Identify and reproduce every line holding the string "решений".

(Collection entries)

** BEGIN **

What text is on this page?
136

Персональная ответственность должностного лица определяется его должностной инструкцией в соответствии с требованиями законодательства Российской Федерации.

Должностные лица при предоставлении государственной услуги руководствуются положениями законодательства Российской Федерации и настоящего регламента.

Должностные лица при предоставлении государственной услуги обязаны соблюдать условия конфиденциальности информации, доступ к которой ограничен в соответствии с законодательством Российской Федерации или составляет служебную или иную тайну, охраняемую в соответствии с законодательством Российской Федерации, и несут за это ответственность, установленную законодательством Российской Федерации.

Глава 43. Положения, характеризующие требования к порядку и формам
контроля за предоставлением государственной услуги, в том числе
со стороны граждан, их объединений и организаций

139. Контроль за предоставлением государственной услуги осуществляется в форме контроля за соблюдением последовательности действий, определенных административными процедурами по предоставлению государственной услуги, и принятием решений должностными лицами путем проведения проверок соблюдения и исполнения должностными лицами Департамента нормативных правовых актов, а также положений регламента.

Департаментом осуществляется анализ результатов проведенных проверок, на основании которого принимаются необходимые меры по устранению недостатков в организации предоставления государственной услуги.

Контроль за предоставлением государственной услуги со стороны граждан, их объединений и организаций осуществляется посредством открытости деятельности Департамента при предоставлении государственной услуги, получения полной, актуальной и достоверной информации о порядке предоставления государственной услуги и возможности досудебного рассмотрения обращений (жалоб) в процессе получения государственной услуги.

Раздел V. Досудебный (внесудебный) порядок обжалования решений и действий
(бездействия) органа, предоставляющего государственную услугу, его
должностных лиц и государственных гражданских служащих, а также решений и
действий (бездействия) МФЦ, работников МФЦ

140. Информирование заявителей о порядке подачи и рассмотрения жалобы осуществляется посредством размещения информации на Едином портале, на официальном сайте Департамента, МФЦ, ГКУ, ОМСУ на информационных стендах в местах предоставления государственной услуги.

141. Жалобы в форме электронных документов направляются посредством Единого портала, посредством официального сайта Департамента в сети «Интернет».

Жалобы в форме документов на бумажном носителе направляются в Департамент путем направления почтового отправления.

** END **

### Written response
139. Контроль за предоставлением государственной услуги осуществляется в форме контроля за соблюдением последовательности действий, определенных административными процедурами по предоставлению государственной услуги, и принятием решений должностными лицами путем проведения проверок соблюдения и исполнения должностными лицами Департамента нормативных правовых актов, а также положений регламента.
Раздел V. Досудебный (внесудебный) порядок обжалования решений и действий
должностных лиц и государственных гражданских служащих, а также решений и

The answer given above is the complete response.